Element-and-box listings

★ ★ ★ ★ ★ ★ ★

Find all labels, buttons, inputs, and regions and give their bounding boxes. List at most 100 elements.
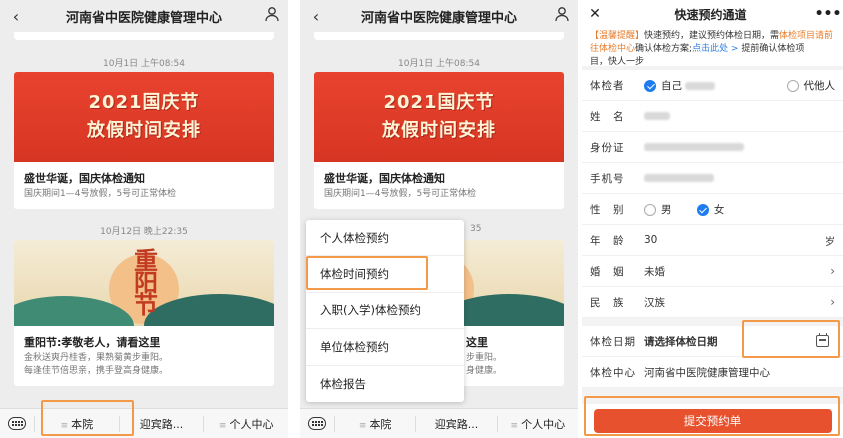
menu-item-enrollment-exam[interactable]: 入职(入学)体检预约 — [306, 293, 464, 330]
article-desc: 国庆期间1—4号放假，5号可正常体检 — [324, 189, 477, 199]
option-label: 女 — [713, 203, 725, 216]
field-label: 性 别 — [590, 203, 625, 216]
tab-label: 本院 — [369, 417, 392, 431]
tab-label: 个人中心 — [229, 417, 274, 431]
screen-quick-booking: ✕ 快速预约通道 ••• 【温馨提醒】快速预约，建议预约体检日期，需体检项目请前… — [582, 0, 843, 438]
field-label: 身份证 — [590, 141, 625, 154]
article-title: 重阳节:孝敬老人，请看这里 — [24, 336, 161, 349]
tab-label: 迎宾路... — [139, 417, 184, 431]
desc-line: 身健康。 — [466, 366, 503, 376]
highlight-box — [306, 256, 428, 290]
keyboard-icon[interactable] — [0, 417, 34, 430]
name-row[interactable]: 姓 名 — [582, 101, 843, 132]
banner-line: 放假时间安排 — [87, 120, 201, 141]
menu-item-exam-report[interactable]: 体检报告 — [306, 366, 464, 402]
chevron-left-icon[interactable]: ‹ — [0, 7, 32, 26]
user-icon[interactable] — [546, 6, 578, 26]
radio-unchecked-icon — [644, 203, 656, 216]
page-title: 河南省中医院健康管理中心 — [65, 10, 222, 26]
ethnicity-row[interactable]: 民 族 汉族 › — [582, 287, 843, 318]
option-label: 自己 — [661, 79, 682, 92]
menu-icon: ≡ — [510, 420, 519, 431]
blurred-value — [685, 81, 716, 90]
user-icon[interactable] — [256, 6, 288, 26]
marriage-row[interactable]: 婚 姻 未婚 › — [582, 256, 843, 287]
chevron-right-icon: › — [830, 264, 835, 278]
article-card[interactable]: 重阳节 重阳节:孝敬老人，请看这里 金秋送爽丹桂香，果熟菊黄步重阳。 每逢佳节倍… — [14, 240, 274, 386]
article-title: 盛世华诞，国庆体检通知 — [324, 172, 445, 185]
banner-line: 放假时间安排 — [382, 120, 496, 141]
blurred-value — [644, 143, 744, 151]
more-icon[interactable]: ••• — [813, 6, 843, 22]
field-label: 体检日期 — [590, 335, 636, 348]
article-desc: 金秋送爽丹桂香，果熟菊黄步重阳。 每逢佳节倍思亲，携手登高身健康。 — [14, 352, 274, 386]
chevron-right-icon: › — [830, 295, 835, 309]
age-row[interactable]: 年 龄 30 岁 — [582, 225, 843, 256]
screen-home: ‹ 河南省中医院健康管理中心 10月1日 上午08:54 2021国庆节 放假时… — [0, 0, 288, 438]
notice-highlight: 往体检中心 — [590, 44, 636, 54]
article-title: 盛世华诞，国庆体检通知 — [24, 172, 145, 185]
previous-card-edge — [14, 32, 274, 40]
post-date-partial: 35 — [470, 224, 482, 234]
center-value: 河南省中医院健康管理中心 — [644, 366, 770, 379]
radio-unchecked-icon — [786, 79, 799, 92]
post-date: 10月1日 上午08:54 — [103, 59, 185, 69]
ethnicity-value: 汉族 — [644, 296, 665, 309]
highlight-box — [742, 320, 840, 358]
click-here-link[interactable]: 点击此处 > — [692, 44, 738, 54]
article-card[interactable]: 2021国庆节 放假时间安排 盛世华诞，国庆体检通知 国庆期间1—4号放假，5号… — [314, 72, 564, 209]
notice-line: 目，快人一步 — [590, 57, 645, 66]
post-date: 10月1日 上午08:54 — [398, 59, 480, 69]
examinee-self-option[interactable]: 自己 — [644, 78, 787, 93]
page-title: 快速预约通道 — [674, 7, 747, 22]
highlight-box — [584, 396, 840, 436]
desc-line: 金秋送爽丹桂香，果熟菊黄步重阳。 — [24, 353, 169, 363]
phone-row[interactable]: 手机号 — [582, 163, 843, 194]
national-day-banner: 2021国庆节 放假时间安排 — [14, 72, 274, 162]
blurred-value — [644, 112, 670, 120]
field-label: 体检中心 — [590, 366, 636, 379]
blurred-value — [644, 174, 714, 182]
menu-item-company-exam[interactable]: 单位体检预约 — [306, 329, 464, 366]
menu-item-personal-exam[interactable]: 个人体检预约 — [306, 220, 464, 257]
gender-female-option[interactable]: 女 — [696, 203, 725, 216]
banner-line: 2021国庆节 — [88, 92, 200, 113]
examinee-row: 体检者 自己 代他人 — [582, 70, 843, 101]
tab-yingbin-road[interactable]: 迎宾路... — [415, 415, 496, 432]
menu-icon: ≡ — [218, 420, 227, 431]
bottom-menu-bar: ≡ 本院 迎宾路... ≡ 个人中心 — [300, 408, 578, 438]
field-label: 婚 姻 — [590, 265, 625, 278]
article-card[interactable]: 2021国庆节 放假时间安排 盛世华诞，国庆体检通知 国庆期间1—4号放假，5号… — [14, 72, 274, 209]
page-title: 河南省中医院健康管理中心 — [360, 10, 517, 26]
tab-hospital[interactable]: ≡ 本院 — [334, 415, 415, 432]
option-label: 代他人 — [803, 79, 836, 92]
tab-personal-center[interactable]: ≡ 个人中心 — [496, 415, 578, 432]
tab-label: 迎宾路... — [434, 417, 479, 431]
exam-center-row: 体检中心 河南省中医院健康管理中心 — [582, 357, 843, 388]
double-ninth-banner: 重阳节 — [14, 240, 274, 326]
chevron-left-icon[interactable]: ‹ — [300, 7, 332, 26]
previous-card-edge — [314, 32, 564, 40]
tab-personal-center[interactable]: ≡ 个人中心 — [203, 415, 288, 432]
notice-line: 确认体检方案; — [635, 44, 693, 54]
field-label: 年 龄 — [590, 234, 625, 247]
age-unit: 岁 — [825, 236, 835, 248]
notice-line: 提前确认体检项 — [738, 44, 805, 54]
radio-checked-icon — [696, 203, 709, 216]
keyboard-icon[interactable] — [300, 417, 334, 430]
notice-highlight: 【温馨提醒】 — [590, 31, 645, 41]
id-row[interactable]: 身份证 — [582, 132, 843, 163]
close-icon[interactable]: ✕ — [582, 6, 608, 22]
field-label: 手机号 — [590, 172, 625, 185]
notice-line: 快速预约，建议预约体检日期，需 — [644, 31, 780, 41]
screen-home-menu-open: ‹ 河南省中医院健康管理中心 10月1日 上午08:54 2021国庆节 放假时… — [300, 0, 578, 438]
notice-text: 【温馨提醒】快速预约，建议预约体检日期，需体检项目请前 往体检中心确认体检方案;… — [582, 28, 843, 66]
gender-male-option[interactable]: 男 — [644, 203, 672, 216]
examinee-other-option[interactable]: 代他人 — [786, 78, 836, 93]
menu-icon: ≡ — [358, 420, 367, 431]
article-desc: 国庆期间1—4号放假，5号可正常体检 — [24, 189, 177, 199]
header-bar: ✕ 快速预约通道 ••• — [582, 0, 843, 28]
header-bar: ‹ 河南省中医院健康管理中心 — [300, 0, 578, 32]
banner-calligraphy: 重阳节 — [129, 248, 158, 314]
submenu-popup: 个人体检预约 体检时间预约 入职(入学)体检预约 单位体检预约 体检报告 — [306, 220, 464, 402]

★ ★ ★ ★ ★ ★ ★

EXERCISE DIRECTIONS
Echo the lines above verbatim, leaving out the pictures.

RESULT
Find all labels, buttons, inputs, and regions and give their bounding boxes. List at most 100 elements.
menu-item-enrollment-exam[interactable]: 入职(入学)体检预约 — [306, 293, 464, 330]
article-desc: 国庆期间1—4号放假，5号可正常体检 — [324, 189, 477, 199]
option-label: 女 — [713, 203, 725, 216]
field-label: 性 别 — [590, 203, 625, 216]
tab-label: 本院 — [369, 417, 392, 431]
tab-label: 个人中心 — [229, 417, 274, 431]
screen-quick-booking: ✕ 快速预约通道 ••• 【温馨提醒】快速预约，建议预约体检日期，需体检项目请前… — [582, 0, 843, 438]
field-label: 身份证 — [590, 141, 625, 154]
article-title: 重阳节:孝敬老人，请看这里 — [24, 336, 161, 349]
tab-label: 迎宾路... — [139, 417, 184, 431]
desc-line: 身健康。 — [466, 366, 503, 376]
highlight-box — [306, 256, 428, 290]
keyboard-icon[interactable] — [0, 417, 34, 430]
name-row[interactable]: 姓 名 — [582, 101, 843, 132]
banner-line: 放假时间安排 — [87, 120, 201, 141]
menu-item-exam-report[interactable]: 体检报告 — [306, 366, 464, 402]
chevron-left-icon[interactable]: ‹ — [0, 7, 32, 26]
user-icon[interactable] — [546, 6, 578, 26]
radio-unchecked-icon — [644, 203, 656, 216]
page-title: 河南省中医院健康管理中心 — [65, 10, 222, 26]
ethnicity-row[interactable]: 民 族 汉族 › — [582, 287, 843, 318]
option-label: 自己 — [661, 79, 682, 92]
menu-icon: ≡ — [510, 420, 519, 431]
blurred-value — [685, 81, 716, 90]
user-icon[interactable] — [256, 6, 288, 26]
marriage-row[interactable]: 婚 姻 未婚 › — [582, 256, 843, 287]
chevron-right-icon: › — [830, 264, 835, 278]
article-card[interactable]: 重阳节 重阳节:孝敬老人，请看这里 金秋送爽丹桂香，果熟菊黄步重阳。 每逢佳节倍… — [14, 240, 274, 386]
article-title: 盛世华诞，国庆体检通知 — [324, 172, 445, 185]
banner-line: 放假时间安排 — [382, 120, 496, 141]
blurred-value — [644, 143, 744, 151]
more-icon[interactable]: ••• — [813, 6, 843, 22]
field-label: 体检日期 — [590, 335, 636, 348]
article-desc: 金秋送爽丹桂香，果熟菊黄步重阳。 每逢佳节倍思亲，携手登高身健康。 — [14, 352, 274, 386]
chevron-right-icon: › — [830, 295, 835, 309]
age-row[interactable]: 年 龄 30 岁 — [582, 225, 843, 256]
screen-home: ‹ 河南省中医院健康管理中心 10月1日 上午08:54 2021国庆节 放假时… — [0, 0, 288, 438]
notice-highlight: 往体检中心 — [590, 44, 636, 54]
article-title: 盛世华诞，国庆体检通知 — [24, 172, 145, 185]
previous-card-edge — [14, 32, 274, 40]
post-date-partial: 35 — [470, 224, 482, 234]
center-value: 河南省中医院健康管理中心 — [644, 366, 770, 379]
radio-unchecked-icon — [786, 79, 799, 92]
post-date: 10月1日 上午08:54 — [103, 59, 185, 69]
ethnicity-value: 汉族 — [644, 296, 665, 309]
highlight-box — [742, 320, 840, 358]
click-here-link[interactable]: 点击此处 > — [692, 44, 738, 54]
article-card[interactable]: 2021国庆节 放假时间安排 盛世华诞，国庆体检通知 国庆期间1—4号放假，5号… — [314, 72, 564, 209]
notice-line: 目，快人一步 — [590, 57, 645, 66]
post-date: 10月1日 上午08:54 — [398, 59, 480, 69]
examinee-self-option[interactable]: 自己 — [644, 78, 787, 93]
page-title: 快速预约通道 — [674, 7, 747, 22]
highlight-box — [584, 396, 840, 436]
desc-line: 金秋送爽丹桂香，果熟菊黄步重阳。 — [24, 353, 169, 363]
phone-row[interactable]: 手机号 — [582, 163, 843, 194]
national-day-banner: 2021国庆节 放假时间安排 — [14, 72, 274, 162]
blurred-value — [644, 112, 670, 120]
field-label: 体检中心 — [590, 366, 636, 379]
blurred-value — [644, 174, 714, 182]
menu-item-company-exam[interactable]: 单位体检预约 — [306, 329, 464, 366]
menu-item-personal-exam[interactable]: 个人体检预约 — [306, 220, 464, 257]
gender-female-option[interactable]: 女 — [696, 203, 725, 216]
banner-line: 2021国庆节 — [88, 92, 200, 113]
examinee-row: 体检者 自己 代他人 — [582, 70, 843, 101]
tab-yingbin-road[interactable]: 迎宾路... — [415, 415, 496, 432]
menu-icon: ≡ — [218, 420, 227, 431]
bottom-menu-bar: ≡ 本院 迎宾路... ≡ 个人中心 — [300, 408, 578, 438]
field-label: 婚 姻 — [590, 265, 625, 278]
article-card[interactable]: 2021国庆节 放假时间安排 盛世华诞，国庆体检通知 国庆期间1—4号放假，5号… — [14, 72, 274, 209]
page-title: 河南省中医院健康管理中心 — [360, 10, 517, 26]
tab-hospital[interactable]: ≡ 本院 — [334, 415, 415, 432]
option-label: 代他人 — [803, 79, 836, 92]
tab-personal-center[interactable]: ≡ 个人中心 — [496, 415, 578, 432]
tab-label: 迎宾路... — [434, 417, 479, 431]
exam-center-row: 体检中心 河南省中医院健康管理中心 — [582, 357, 843, 388]
double-ninth-banner: 重阳节 — [14, 240, 274, 326]
chevron-left-icon[interactable]: ‹ — [300, 7, 332, 26]
previous-card-edge — [314, 32, 564, 40]
tab-personal-center[interactable]: ≡ 个人中心 — [203, 415, 288, 432]
notice-line: 确认体检方案; — [635, 44, 693, 54]
field-label: 年 龄 — [590, 234, 625, 247]
age-unit: 岁 — [825, 236, 835, 248]
notice-line: 提前确认体检项 — [738, 44, 805, 54]
radio-checked-icon — [696, 203, 709, 216]
keyboard-icon[interactable] — [300, 417, 334, 430]
notice-highlight: 【温馨提醒】 — [590, 31, 645, 41]
id-row[interactable]: 身份证 — [582, 132, 843, 163]
close-icon[interactable]: ✕ — [582, 6, 608, 22]
field-label: 手机号 — [590, 172, 625, 185]
notice-line: 快速预约，建议预约体检日期，需 — [644, 31, 780, 41]
screen-home-menu-open: ‹ 河南省中医院健康管理中心 10月1日 上午08:54 2021国庆节 放假时… — [300, 0, 578, 438]
notice-text: 【温馨提醒】快速预约，建议预约体检日期，需体检项目请前 往体检中心确认体检方案;… — [582, 28, 843, 66]
gender-male-option[interactable]: 男 — [644, 203, 672, 216]
examinee-other-option[interactable]: 代他人 — [786, 78, 836, 93]
menu-icon: ≡ — [358, 420, 367, 431]
article-desc: 国庆期间1—4号放假，5号可正常体检 — [24, 189, 177, 199]
header-bar: ✕ 快速预约通道 ••• — [582, 0, 843, 28]
header-bar: ‹ 河南省中医院健康管理中心 — [300, 0, 578, 32]
banner-calligraphy: 重阳节 — [129, 248, 158, 314]
submenu-popup: 个人体检预约 体检时间预约 入职(入学)体检预约 单位体检预约 体检报告 — [306, 220, 464, 402]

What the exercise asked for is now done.